> [Exercise material]
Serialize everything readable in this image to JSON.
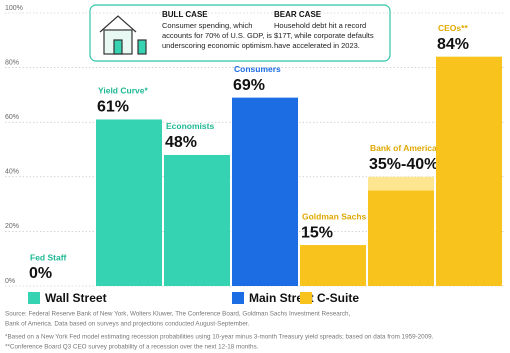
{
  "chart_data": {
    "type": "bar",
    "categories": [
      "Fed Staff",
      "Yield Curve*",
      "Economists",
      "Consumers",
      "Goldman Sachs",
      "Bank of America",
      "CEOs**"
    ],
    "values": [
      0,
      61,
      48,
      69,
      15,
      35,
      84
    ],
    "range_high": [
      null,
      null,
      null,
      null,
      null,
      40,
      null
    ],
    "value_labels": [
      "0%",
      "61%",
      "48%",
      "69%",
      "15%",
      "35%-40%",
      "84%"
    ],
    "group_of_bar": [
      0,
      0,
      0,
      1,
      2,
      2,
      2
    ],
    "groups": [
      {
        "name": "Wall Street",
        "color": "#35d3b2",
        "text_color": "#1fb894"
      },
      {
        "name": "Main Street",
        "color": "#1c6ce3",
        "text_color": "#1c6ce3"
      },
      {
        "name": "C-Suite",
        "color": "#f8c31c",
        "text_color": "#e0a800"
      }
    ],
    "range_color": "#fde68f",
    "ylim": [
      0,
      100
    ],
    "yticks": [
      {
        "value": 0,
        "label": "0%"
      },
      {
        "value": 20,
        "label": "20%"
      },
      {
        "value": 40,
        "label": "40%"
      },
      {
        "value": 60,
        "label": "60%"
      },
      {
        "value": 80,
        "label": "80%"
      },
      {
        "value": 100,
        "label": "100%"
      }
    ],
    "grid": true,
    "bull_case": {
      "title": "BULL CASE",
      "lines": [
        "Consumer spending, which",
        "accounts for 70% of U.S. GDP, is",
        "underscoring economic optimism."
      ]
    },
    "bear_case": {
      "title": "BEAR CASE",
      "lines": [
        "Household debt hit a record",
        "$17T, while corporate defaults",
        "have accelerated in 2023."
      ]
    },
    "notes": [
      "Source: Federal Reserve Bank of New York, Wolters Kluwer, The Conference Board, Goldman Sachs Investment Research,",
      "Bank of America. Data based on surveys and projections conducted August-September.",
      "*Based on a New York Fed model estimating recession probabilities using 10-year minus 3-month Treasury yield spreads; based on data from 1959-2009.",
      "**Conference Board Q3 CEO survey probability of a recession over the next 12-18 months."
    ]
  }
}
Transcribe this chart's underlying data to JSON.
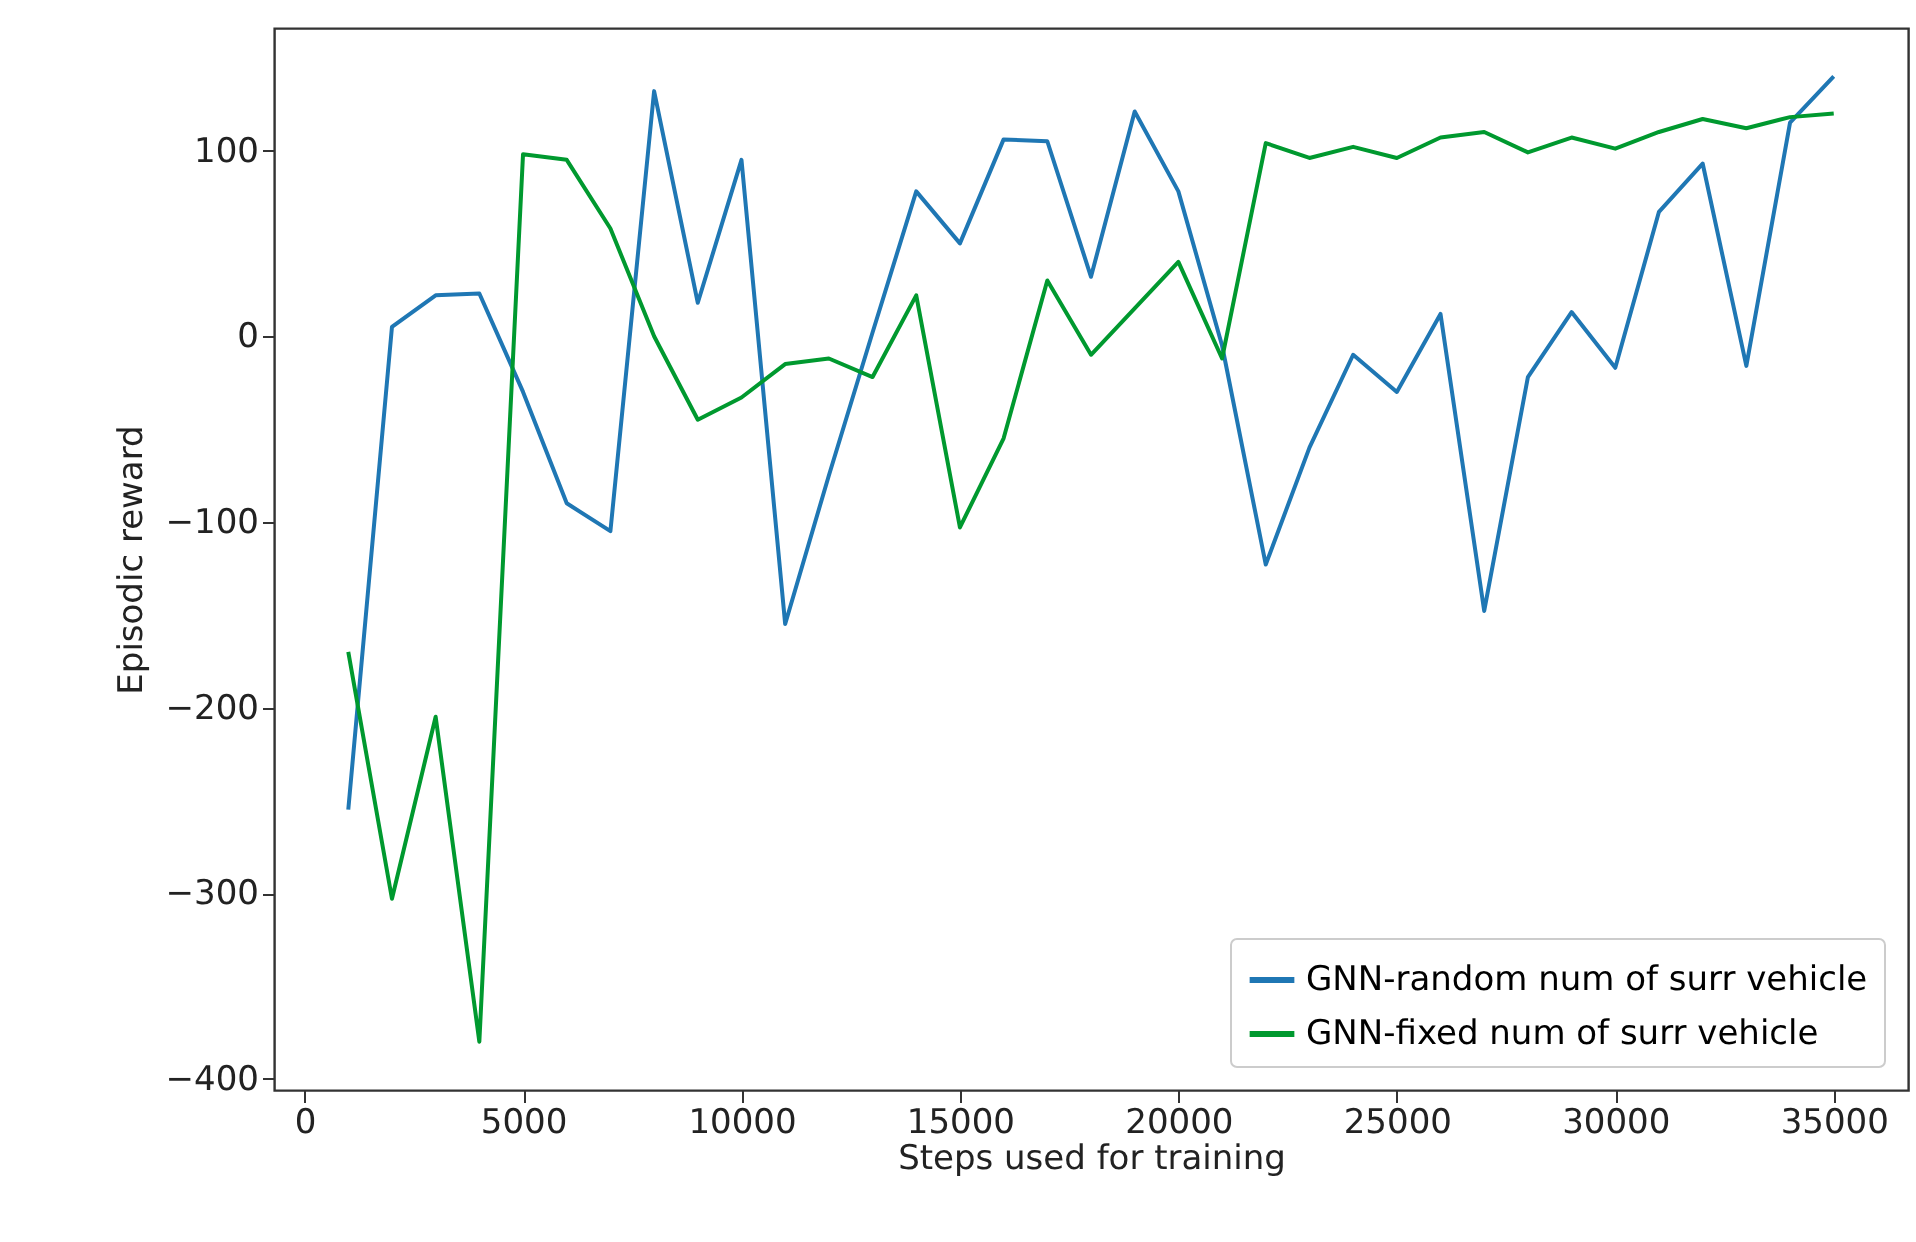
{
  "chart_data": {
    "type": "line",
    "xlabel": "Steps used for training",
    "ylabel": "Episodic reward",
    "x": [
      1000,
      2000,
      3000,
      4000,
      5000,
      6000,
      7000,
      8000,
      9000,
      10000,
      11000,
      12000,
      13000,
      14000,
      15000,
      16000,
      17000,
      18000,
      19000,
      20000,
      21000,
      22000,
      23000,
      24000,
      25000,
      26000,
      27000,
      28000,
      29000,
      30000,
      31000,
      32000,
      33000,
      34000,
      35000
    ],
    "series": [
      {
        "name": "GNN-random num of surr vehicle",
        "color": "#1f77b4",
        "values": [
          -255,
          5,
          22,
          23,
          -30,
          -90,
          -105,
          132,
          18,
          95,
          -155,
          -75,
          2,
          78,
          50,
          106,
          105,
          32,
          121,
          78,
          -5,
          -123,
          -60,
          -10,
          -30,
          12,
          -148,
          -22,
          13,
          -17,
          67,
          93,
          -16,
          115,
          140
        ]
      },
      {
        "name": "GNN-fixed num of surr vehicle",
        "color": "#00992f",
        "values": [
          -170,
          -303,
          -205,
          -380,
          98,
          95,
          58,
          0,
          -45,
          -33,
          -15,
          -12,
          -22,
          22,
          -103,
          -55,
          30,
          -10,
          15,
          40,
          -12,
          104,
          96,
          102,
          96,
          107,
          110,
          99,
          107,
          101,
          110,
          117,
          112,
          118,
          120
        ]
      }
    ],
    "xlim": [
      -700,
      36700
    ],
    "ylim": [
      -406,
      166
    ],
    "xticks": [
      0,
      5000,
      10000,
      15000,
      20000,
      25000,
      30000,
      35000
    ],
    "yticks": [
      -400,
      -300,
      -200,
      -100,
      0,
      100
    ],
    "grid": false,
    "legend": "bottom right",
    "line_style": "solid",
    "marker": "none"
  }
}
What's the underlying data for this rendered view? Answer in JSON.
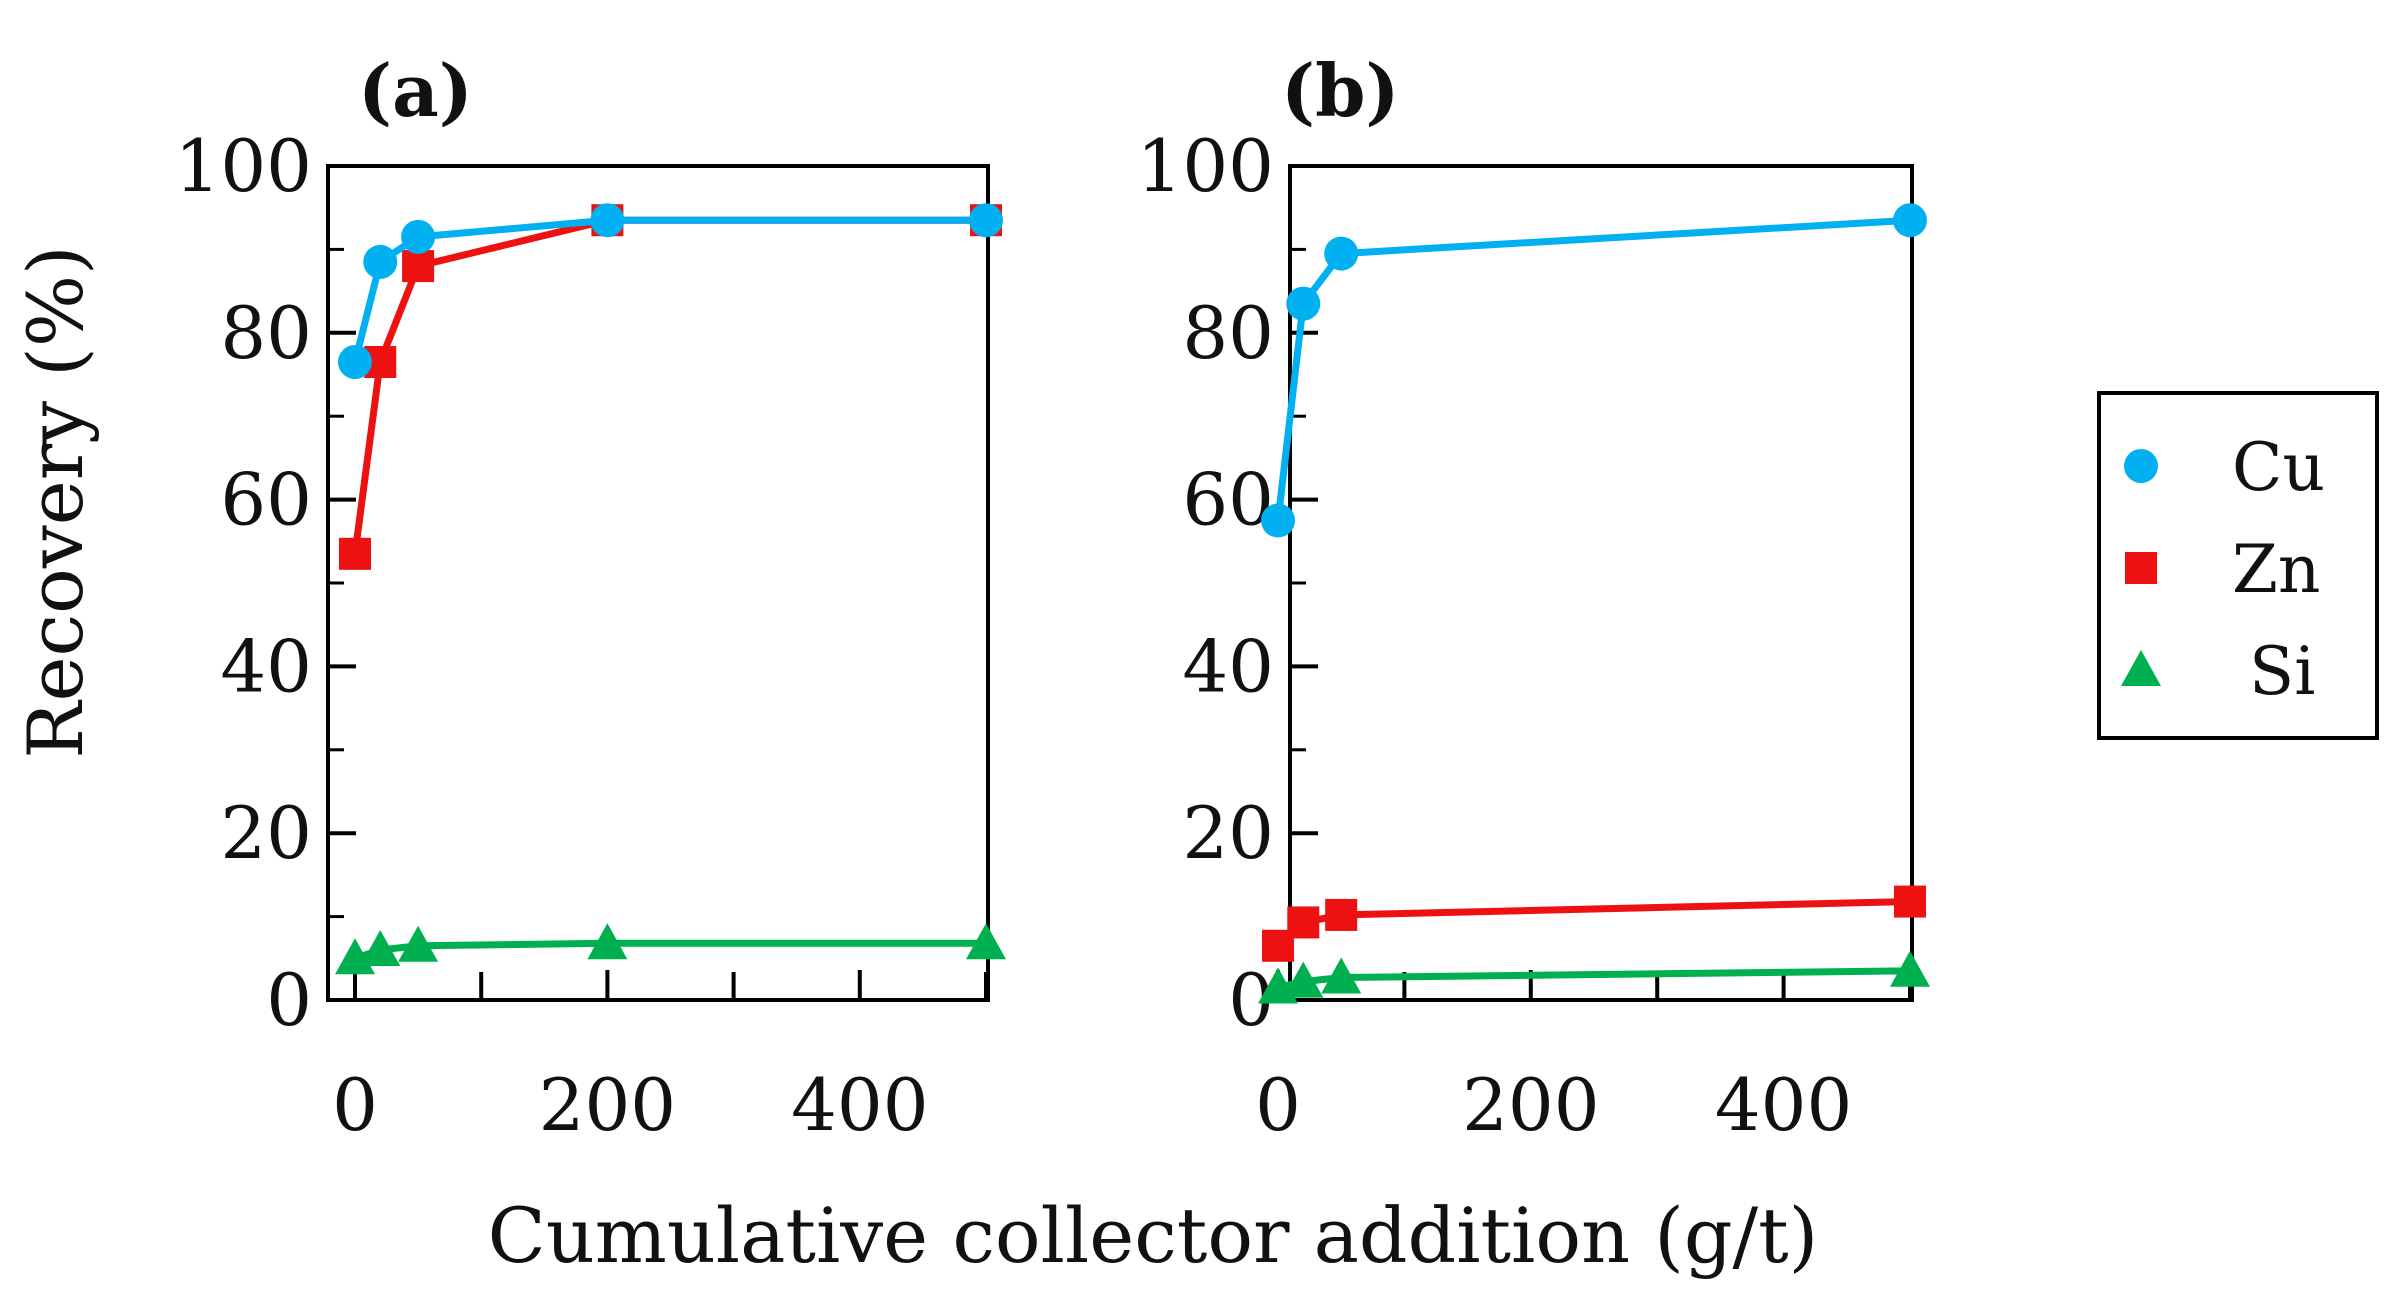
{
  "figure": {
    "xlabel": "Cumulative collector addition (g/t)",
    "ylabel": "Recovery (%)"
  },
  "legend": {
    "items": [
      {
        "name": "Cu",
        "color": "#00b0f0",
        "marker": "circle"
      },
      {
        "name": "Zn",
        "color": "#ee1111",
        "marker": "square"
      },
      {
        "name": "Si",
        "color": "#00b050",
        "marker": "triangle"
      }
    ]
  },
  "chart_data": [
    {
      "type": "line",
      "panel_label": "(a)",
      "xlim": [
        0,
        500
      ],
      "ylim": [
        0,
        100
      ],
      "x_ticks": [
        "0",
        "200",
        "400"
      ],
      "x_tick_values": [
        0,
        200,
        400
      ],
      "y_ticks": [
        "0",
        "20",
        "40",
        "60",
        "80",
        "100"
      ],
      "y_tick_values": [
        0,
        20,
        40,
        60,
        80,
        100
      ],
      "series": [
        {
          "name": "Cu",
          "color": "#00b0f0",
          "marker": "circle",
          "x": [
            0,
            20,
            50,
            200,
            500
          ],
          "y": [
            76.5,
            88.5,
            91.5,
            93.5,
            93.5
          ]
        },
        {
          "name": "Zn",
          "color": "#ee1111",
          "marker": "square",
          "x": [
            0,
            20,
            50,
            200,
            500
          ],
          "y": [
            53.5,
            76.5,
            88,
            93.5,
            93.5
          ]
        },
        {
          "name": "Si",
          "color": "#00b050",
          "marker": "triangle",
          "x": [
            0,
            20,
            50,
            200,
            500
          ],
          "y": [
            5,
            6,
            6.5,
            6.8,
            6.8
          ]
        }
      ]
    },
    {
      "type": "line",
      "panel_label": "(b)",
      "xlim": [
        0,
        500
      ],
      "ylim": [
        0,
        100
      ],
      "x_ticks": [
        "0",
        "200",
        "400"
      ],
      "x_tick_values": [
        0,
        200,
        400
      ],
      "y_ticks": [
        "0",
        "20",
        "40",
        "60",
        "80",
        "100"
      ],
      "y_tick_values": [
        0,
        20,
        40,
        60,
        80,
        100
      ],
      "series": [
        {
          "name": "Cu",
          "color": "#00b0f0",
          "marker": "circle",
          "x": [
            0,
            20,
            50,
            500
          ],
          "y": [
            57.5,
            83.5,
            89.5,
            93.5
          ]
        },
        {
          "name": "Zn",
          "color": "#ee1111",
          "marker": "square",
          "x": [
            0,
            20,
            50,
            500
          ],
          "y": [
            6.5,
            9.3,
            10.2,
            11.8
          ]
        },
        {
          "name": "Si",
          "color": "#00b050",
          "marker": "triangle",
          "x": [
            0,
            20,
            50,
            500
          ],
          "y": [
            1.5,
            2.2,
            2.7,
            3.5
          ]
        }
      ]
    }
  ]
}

> [Aim] In the records above, collect each line with "vehicle".

> [Task answer]
        "name": "GNN-random num of surr vehicle",
        "name": "GNN-fixed num of surr vehicle",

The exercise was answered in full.